= Stated task =
Return each of the records below word for word, with the pictures left out.

= Data extract =
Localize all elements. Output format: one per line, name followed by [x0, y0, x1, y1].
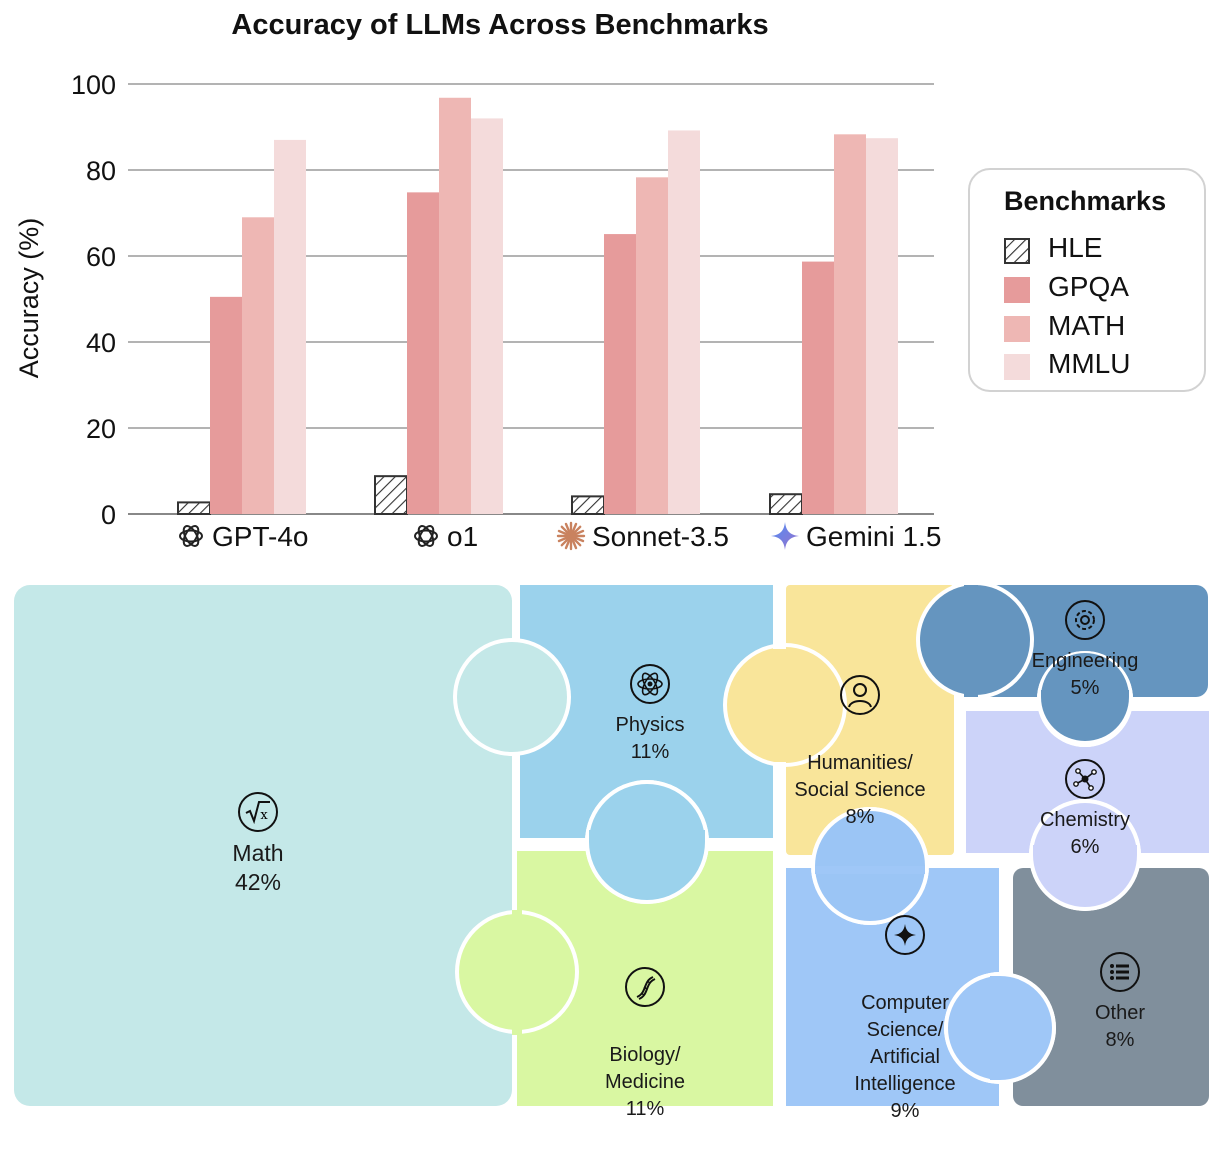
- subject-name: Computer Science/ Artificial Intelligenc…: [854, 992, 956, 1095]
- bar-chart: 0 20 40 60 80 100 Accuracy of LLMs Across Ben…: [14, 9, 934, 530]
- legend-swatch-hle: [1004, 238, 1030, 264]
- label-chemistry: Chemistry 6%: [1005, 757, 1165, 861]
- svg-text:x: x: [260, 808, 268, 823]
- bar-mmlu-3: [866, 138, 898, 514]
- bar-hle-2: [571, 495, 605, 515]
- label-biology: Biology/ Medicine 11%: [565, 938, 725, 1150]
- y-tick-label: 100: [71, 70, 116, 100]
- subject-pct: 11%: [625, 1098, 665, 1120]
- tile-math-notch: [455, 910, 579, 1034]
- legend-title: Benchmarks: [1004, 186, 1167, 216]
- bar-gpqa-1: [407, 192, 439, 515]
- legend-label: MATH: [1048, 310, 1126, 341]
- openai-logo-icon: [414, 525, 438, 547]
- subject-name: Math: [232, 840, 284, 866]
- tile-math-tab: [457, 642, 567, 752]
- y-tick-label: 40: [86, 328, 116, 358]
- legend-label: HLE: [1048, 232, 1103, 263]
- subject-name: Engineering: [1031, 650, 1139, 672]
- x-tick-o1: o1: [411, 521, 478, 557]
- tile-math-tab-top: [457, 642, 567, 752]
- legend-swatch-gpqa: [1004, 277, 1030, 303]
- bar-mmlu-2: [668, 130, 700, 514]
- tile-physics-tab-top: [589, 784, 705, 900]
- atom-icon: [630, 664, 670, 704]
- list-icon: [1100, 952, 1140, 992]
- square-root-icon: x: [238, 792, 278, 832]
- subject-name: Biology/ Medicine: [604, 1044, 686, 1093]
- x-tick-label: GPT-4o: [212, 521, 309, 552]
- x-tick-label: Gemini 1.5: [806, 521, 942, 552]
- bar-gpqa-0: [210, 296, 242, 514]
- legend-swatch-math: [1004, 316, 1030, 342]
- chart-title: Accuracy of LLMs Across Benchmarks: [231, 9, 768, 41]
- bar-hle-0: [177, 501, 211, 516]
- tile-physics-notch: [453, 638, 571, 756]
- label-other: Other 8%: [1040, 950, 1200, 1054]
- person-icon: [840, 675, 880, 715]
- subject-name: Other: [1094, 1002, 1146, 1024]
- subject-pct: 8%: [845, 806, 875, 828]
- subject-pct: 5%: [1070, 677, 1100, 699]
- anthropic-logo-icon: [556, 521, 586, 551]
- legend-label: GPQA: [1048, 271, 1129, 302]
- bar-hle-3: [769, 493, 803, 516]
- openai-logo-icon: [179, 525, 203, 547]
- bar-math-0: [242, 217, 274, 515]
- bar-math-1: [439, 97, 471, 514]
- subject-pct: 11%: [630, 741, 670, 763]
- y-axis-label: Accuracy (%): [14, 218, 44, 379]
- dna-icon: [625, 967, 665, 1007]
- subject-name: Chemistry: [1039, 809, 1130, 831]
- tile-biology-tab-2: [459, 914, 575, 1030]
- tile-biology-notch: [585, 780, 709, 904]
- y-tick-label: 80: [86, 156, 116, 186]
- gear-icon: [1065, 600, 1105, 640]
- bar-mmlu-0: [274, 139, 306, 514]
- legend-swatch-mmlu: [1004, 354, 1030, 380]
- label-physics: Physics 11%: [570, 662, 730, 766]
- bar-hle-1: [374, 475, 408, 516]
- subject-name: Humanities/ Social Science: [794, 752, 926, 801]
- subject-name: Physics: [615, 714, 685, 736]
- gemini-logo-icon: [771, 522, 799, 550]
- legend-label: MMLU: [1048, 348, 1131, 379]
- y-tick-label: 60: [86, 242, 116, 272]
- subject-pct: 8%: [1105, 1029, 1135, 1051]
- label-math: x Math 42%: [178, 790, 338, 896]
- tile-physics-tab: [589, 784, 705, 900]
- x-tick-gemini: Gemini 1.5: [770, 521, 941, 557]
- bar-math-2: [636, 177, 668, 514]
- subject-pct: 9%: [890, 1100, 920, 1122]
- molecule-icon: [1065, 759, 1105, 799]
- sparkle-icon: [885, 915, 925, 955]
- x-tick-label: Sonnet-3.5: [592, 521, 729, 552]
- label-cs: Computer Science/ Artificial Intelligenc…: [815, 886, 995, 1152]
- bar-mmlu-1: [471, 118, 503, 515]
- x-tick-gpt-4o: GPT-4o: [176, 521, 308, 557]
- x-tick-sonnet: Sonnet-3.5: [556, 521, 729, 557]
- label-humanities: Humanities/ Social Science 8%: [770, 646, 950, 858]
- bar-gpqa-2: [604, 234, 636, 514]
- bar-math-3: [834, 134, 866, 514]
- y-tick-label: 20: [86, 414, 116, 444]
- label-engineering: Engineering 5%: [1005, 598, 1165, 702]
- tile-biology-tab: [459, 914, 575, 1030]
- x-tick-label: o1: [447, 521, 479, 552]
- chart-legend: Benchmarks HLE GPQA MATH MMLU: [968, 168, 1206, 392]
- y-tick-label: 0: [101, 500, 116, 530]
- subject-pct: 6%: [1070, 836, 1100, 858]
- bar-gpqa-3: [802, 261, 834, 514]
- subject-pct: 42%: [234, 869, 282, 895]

= Response to the exercise =
Localize all elements. Output format: one per line, name followed by [x0, y0, x1, y1].
- subject-name: Computer Science/ Artificial Intelligenc…: [854, 992, 956, 1095]
- bar-chart: 0 20 40 60 80 100 Accuracy of LLMs Across Ben…: [14, 9, 934, 530]
- legend-swatch-hle: [1004, 238, 1030, 264]
- label-chemistry: Chemistry 6%: [1005, 757, 1165, 861]
- svg-text:x: x: [260, 808, 268, 823]
- bar-mmlu-3: [866, 138, 898, 514]
- bar-hle-2: [571, 495, 605, 515]
- label-biology: Biology/ Medicine 11%: [565, 938, 725, 1150]
- y-tick-label: 100: [71, 70, 116, 100]
- subject-pct: 11%: [625, 1098, 665, 1120]
- tile-math-notch: [455, 910, 579, 1034]
- legend-title: Benchmarks: [1004, 186, 1167, 216]
- bar-gpqa-1: [407, 192, 439, 515]
- legend-label: MATH: [1048, 310, 1126, 341]
- openai-logo-icon: [414, 525, 438, 547]
- subject-name: Math: [232, 840, 284, 866]
- tile-math-tab: [457, 642, 567, 752]
- y-tick-label: 40: [86, 328, 116, 358]
- legend-label: HLE: [1048, 232, 1103, 263]
- subject-name: Engineering: [1031, 650, 1139, 672]
- x-tick-o1: o1: [411, 521, 478, 557]
- tile-math-tab-top: [457, 642, 567, 752]
- legend-swatch-gpqa: [1004, 277, 1030, 303]
- bar-mmlu-2: [668, 130, 700, 514]
- tile-physics-tab-top: [589, 784, 705, 900]
- atom-icon: [630, 664, 670, 704]
- list-icon: [1100, 952, 1140, 992]
- square-root-icon: x: [238, 792, 278, 832]
- subject-name: Biology/ Medicine: [604, 1044, 686, 1093]
- x-tick-label: GPT-4o: [212, 521, 309, 552]
- x-tick-label: Gemini 1.5: [806, 521, 942, 552]
- bar-gpqa-0: [210, 296, 242, 514]
- legend-swatch-math: [1004, 316, 1030, 342]
- chart-title: Accuracy of LLMs Across Benchmarks: [231, 9, 768, 41]
- bar-hle-0: [177, 501, 211, 516]
- tile-physics-notch: [453, 638, 571, 756]
- label-other: Other 8%: [1040, 950, 1200, 1054]
- person-icon: [840, 675, 880, 715]
- subject-name: Other: [1094, 1002, 1146, 1024]
- subject-pct: 8%: [845, 806, 875, 828]
- subject-pct: 5%: [1070, 677, 1100, 699]
- anthropic-logo-icon: [556, 521, 586, 551]
- legend-label: GPQA: [1048, 271, 1129, 302]
- bar-hle-3: [769, 493, 803, 516]
- openai-logo-icon: [179, 525, 203, 547]
- bar-math-0: [242, 217, 274, 515]
- bar-math-1: [439, 97, 471, 514]
- subject-pct: 11%: [630, 741, 670, 763]
- y-axis-label: Accuracy (%): [14, 218, 44, 379]
- dna-icon: [625, 967, 665, 1007]
- subject-name: Chemistry: [1039, 809, 1130, 831]
- tile-biology-tab-2: [459, 914, 575, 1030]
- tile-biology-notch: [585, 780, 709, 904]
- y-tick-label: 80: [86, 156, 116, 186]
- gear-icon: [1065, 600, 1105, 640]
- bar-mmlu-0: [274, 139, 306, 514]
- legend-swatch-mmlu: [1004, 354, 1030, 380]
- label-physics: Physics 11%: [570, 662, 730, 766]
- bar-hle-1: [374, 475, 408, 516]
- subject-name: Humanities/ Social Science: [794, 752, 926, 801]
- subject-name: Physics: [615, 714, 685, 736]
- gemini-logo-icon: [771, 522, 799, 550]
- legend-label: MMLU: [1048, 348, 1131, 379]
- y-tick-label: 60: [86, 242, 116, 272]
- subject-pct: 8%: [1105, 1029, 1135, 1051]
- label-math: x Math 42%: [178, 790, 338, 896]
- tile-physics-tab: [589, 784, 705, 900]
- x-tick-gemini: Gemini 1.5: [770, 521, 941, 557]
- bar-math-2: [636, 177, 668, 514]
- subject-pct: 9%: [890, 1100, 920, 1122]
- molecule-icon: [1065, 759, 1105, 799]
- sparkle-icon: [885, 915, 925, 955]
- x-tick-label: Sonnet-3.5: [592, 521, 729, 552]
- label-cs: Computer Science/ Artificial Intelligenc…: [815, 886, 995, 1152]
- bar-mmlu-1: [471, 118, 503, 515]
- x-tick-gpt-4o: GPT-4o: [176, 521, 308, 557]
- x-tick-sonnet: Sonnet-3.5: [556, 521, 729, 557]
- label-humanities: Humanities/ Social Science 8%: [770, 646, 950, 858]
- bar-gpqa-2: [604, 234, 636, 514]
- bar-math-3: [834, 134, 866, 514]
- y-tick-label: 20: [86, 414, 116, 444]
- label-engineering: Engineering 5%: [1005, 598, 1165, 702]
- tile-biology-tab: [459, 914, 575, 1030]
- x-tick-label: o1: [447, 521, 479, 552]
- chart-legend: Benchmarks HLE GPQA MATH MMLU: [968, 168, 1206, 392]
- y-tick-label: 0: [101, 500, 116, 530]
- subject-pct: 6%: [1070, 836, 1100, 858]
- bar-gpqa-3: [802, 261, 834, 514]
- subject-pct: 42%: [234, 869, 282, 895]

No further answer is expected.